##### INPUT FOR THIS TASK
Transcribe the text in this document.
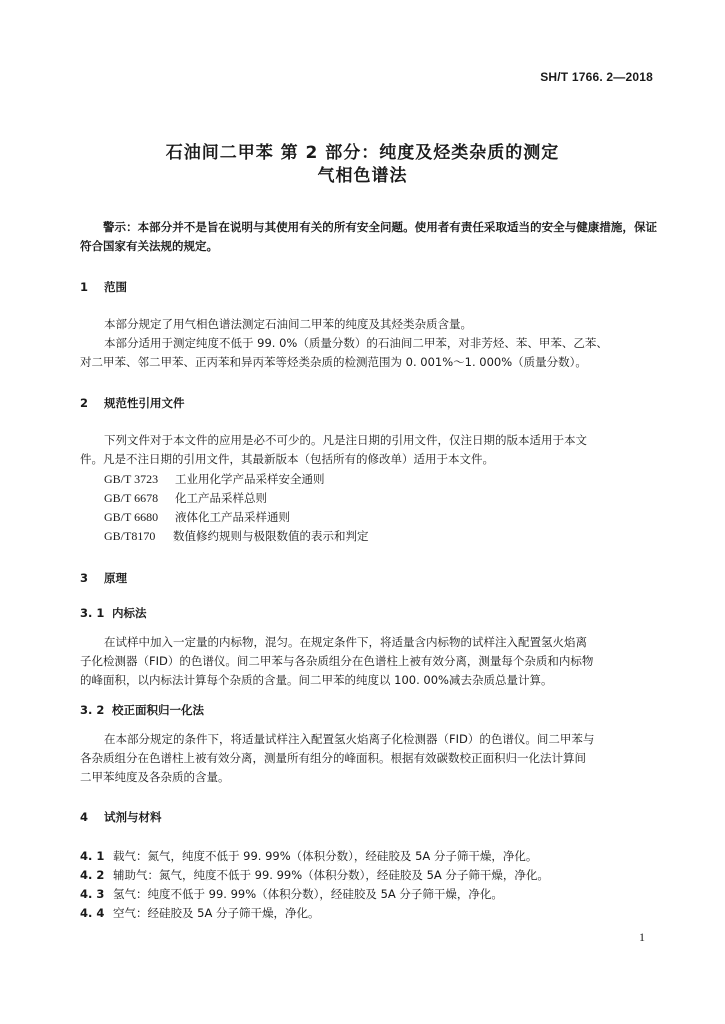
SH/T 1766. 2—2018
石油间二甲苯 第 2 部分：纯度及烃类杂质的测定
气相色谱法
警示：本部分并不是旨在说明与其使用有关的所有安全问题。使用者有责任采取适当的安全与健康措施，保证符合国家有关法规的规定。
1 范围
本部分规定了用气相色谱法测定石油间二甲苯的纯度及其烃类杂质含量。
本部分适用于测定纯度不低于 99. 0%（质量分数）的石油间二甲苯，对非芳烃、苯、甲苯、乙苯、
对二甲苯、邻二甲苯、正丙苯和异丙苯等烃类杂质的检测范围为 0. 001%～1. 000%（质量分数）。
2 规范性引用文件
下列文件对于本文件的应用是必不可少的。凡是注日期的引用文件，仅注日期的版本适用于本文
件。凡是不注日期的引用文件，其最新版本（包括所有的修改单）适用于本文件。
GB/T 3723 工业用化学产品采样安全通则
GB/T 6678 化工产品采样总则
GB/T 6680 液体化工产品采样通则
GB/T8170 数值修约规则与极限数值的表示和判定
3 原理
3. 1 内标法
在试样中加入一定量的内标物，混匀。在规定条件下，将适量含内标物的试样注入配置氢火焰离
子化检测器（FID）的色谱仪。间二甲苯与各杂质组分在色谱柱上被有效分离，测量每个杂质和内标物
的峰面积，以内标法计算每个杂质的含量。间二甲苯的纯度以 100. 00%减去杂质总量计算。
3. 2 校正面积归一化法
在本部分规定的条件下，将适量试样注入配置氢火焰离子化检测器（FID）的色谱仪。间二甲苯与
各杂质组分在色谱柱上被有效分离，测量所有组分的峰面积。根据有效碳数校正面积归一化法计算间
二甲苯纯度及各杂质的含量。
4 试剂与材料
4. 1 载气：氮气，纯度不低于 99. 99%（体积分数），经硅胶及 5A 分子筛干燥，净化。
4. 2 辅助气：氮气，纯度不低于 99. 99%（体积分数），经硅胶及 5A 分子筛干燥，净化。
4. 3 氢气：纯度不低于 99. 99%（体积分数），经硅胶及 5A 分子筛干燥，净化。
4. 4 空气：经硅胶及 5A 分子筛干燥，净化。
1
##########
##### INPUT FOR THIS TASK
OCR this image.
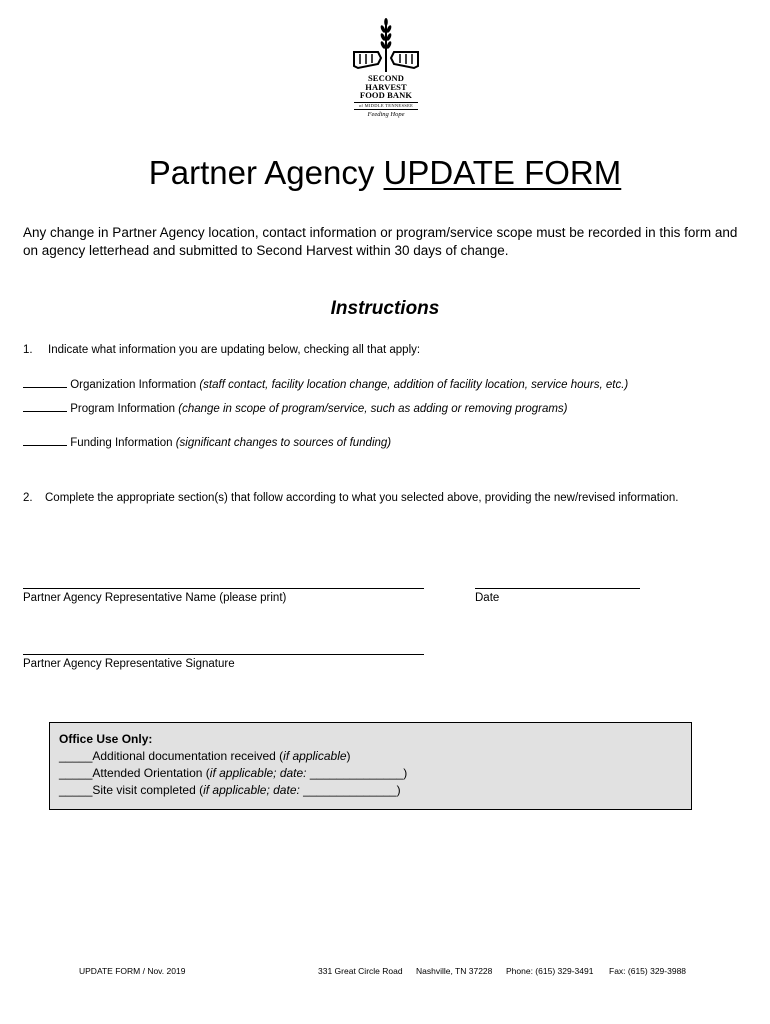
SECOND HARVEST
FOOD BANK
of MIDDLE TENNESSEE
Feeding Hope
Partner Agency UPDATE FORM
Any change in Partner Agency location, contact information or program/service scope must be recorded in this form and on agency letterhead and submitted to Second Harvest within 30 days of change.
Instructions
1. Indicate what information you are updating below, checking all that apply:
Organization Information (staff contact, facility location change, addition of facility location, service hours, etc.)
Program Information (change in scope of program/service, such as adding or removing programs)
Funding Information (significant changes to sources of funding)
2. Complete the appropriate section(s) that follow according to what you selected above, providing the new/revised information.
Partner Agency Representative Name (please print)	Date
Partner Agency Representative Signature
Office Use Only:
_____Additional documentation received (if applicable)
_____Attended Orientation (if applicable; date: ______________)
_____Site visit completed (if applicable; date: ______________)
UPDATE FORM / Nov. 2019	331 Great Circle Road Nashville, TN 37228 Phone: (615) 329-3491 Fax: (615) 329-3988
##########
##### INPUT FOR THIS TASK
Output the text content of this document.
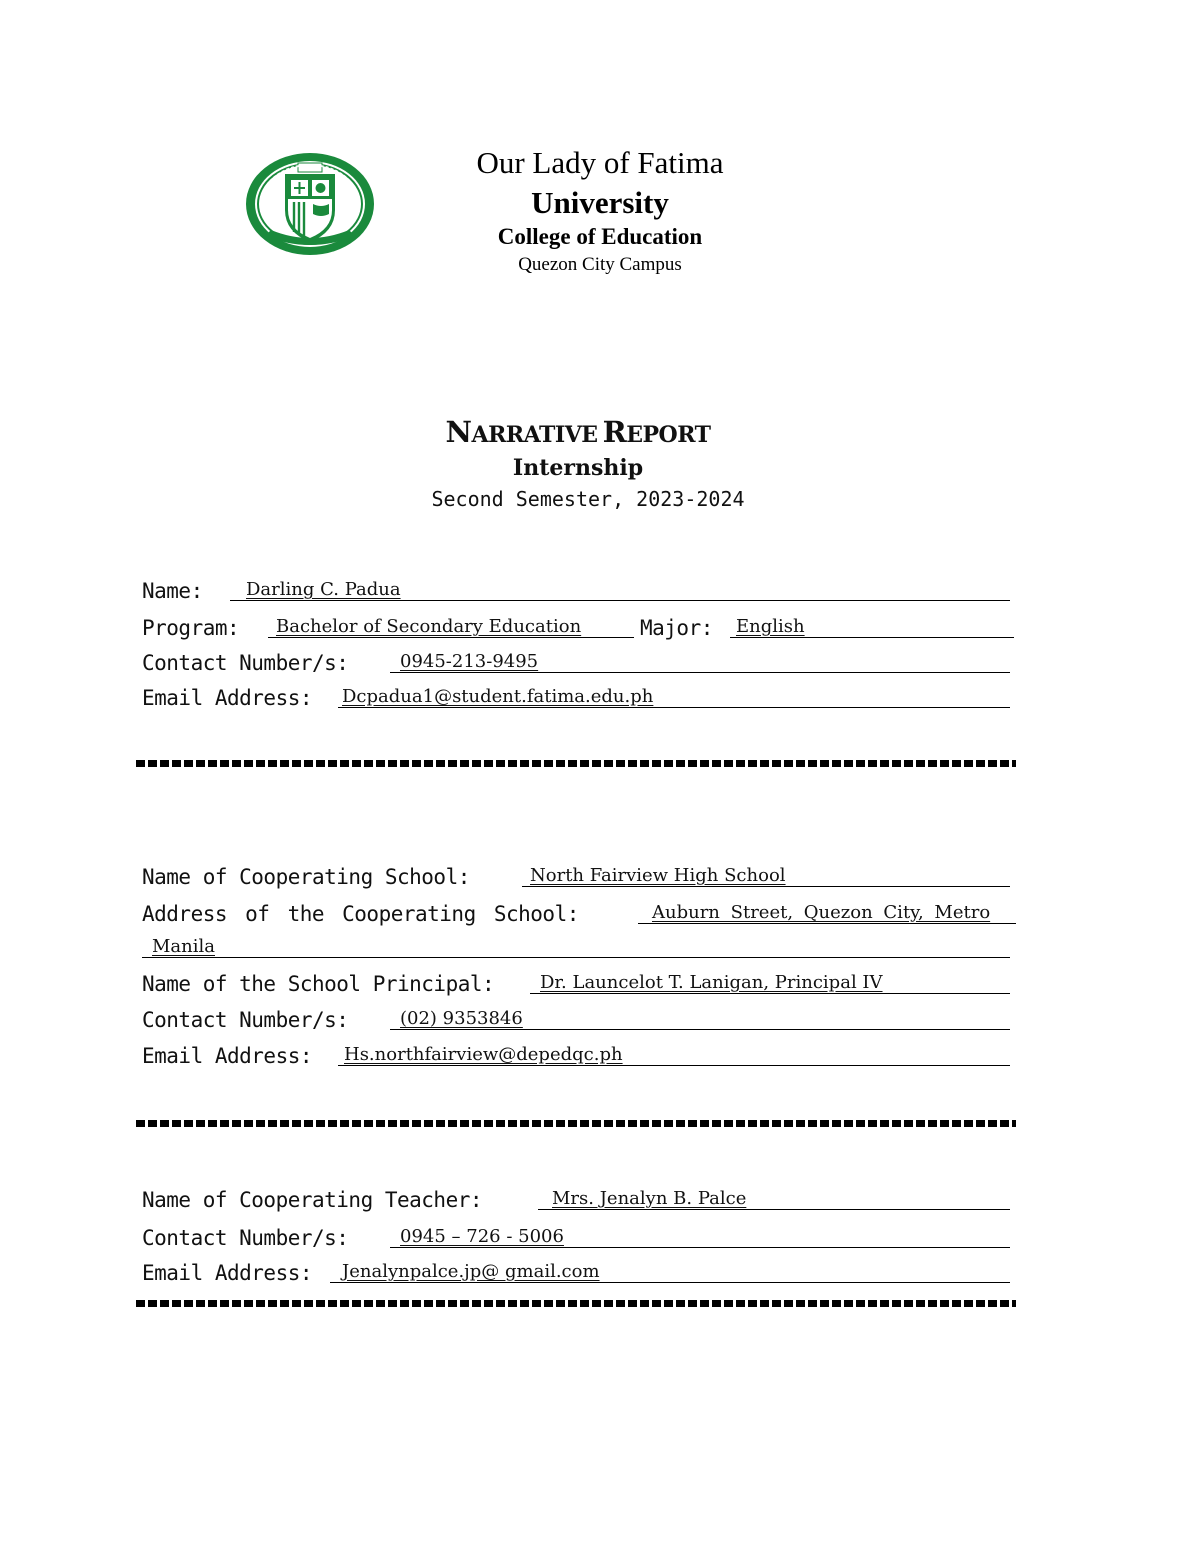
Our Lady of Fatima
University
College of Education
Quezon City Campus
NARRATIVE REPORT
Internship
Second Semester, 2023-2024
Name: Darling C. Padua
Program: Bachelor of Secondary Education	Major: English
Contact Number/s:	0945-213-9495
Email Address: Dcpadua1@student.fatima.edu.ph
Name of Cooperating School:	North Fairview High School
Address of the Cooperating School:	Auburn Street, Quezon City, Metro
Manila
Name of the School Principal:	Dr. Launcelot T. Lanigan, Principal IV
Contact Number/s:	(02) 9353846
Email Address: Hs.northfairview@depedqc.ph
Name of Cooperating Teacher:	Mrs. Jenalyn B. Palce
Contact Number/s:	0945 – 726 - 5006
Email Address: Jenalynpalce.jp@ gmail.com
##########
▸ TASK INSTRUCTIONS
Report how many lines in this data include the string "location", and nothing else.

▸ SOLUTION
2